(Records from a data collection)

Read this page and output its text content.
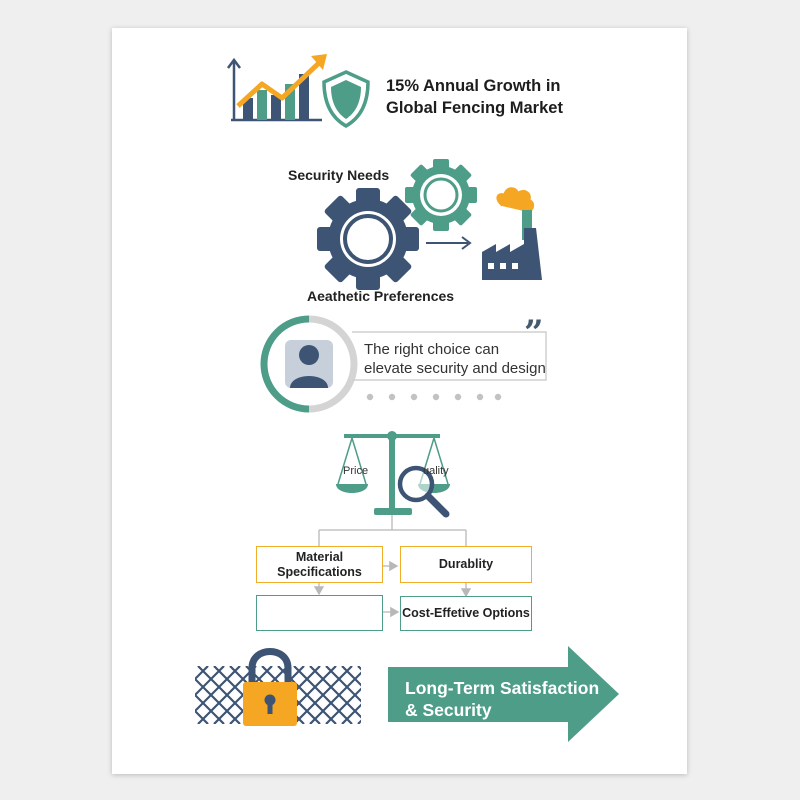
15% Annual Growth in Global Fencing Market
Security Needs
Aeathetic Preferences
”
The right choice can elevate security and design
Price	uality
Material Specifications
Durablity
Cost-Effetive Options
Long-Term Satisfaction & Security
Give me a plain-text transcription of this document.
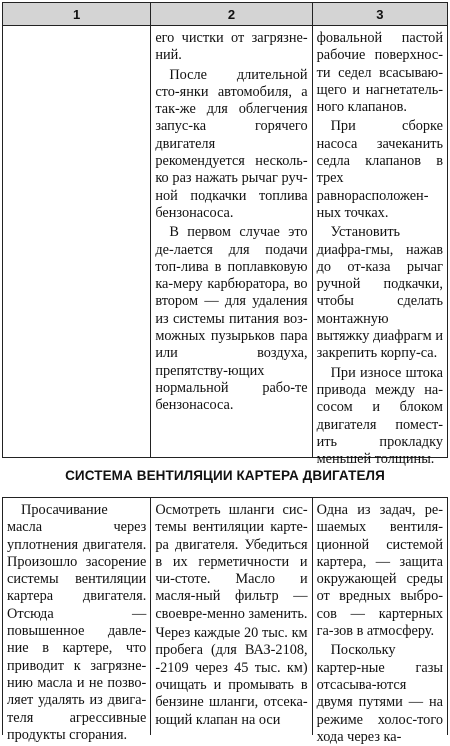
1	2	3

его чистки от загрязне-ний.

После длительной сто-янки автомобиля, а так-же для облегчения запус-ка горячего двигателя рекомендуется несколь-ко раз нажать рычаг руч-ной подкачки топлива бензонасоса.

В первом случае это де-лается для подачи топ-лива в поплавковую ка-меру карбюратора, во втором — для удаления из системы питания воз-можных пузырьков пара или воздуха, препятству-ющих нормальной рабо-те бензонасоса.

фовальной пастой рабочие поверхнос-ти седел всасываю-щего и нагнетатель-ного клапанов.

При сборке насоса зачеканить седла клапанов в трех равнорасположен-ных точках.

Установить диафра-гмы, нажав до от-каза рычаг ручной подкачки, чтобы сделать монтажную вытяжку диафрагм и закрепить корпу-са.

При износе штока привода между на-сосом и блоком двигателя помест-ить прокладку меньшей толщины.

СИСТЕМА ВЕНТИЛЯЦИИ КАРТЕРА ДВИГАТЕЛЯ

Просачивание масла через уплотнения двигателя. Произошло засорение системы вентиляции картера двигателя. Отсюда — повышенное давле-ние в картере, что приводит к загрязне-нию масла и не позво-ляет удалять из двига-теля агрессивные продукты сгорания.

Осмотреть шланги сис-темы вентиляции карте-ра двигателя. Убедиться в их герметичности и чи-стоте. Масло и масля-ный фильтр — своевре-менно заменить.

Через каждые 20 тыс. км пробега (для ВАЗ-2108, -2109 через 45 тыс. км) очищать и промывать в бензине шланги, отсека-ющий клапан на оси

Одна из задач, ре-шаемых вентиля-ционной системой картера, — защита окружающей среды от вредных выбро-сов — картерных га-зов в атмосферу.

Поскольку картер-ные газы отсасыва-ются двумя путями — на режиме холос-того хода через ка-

#### Given exercise:
Filter the records above and return every line that holds the word "загрязне".

#### Completed task:
его чистки от загрязне-ний.
Просачивание масла через уплотнения двигателя. Произошло засорение системы вентиляции картера двигателя. Отсюда — повышенное давле-ние в картере, что приводит к загрязне-нию масла и не позво-ляет удалять из двига-теля агрессивные продукты сгорания.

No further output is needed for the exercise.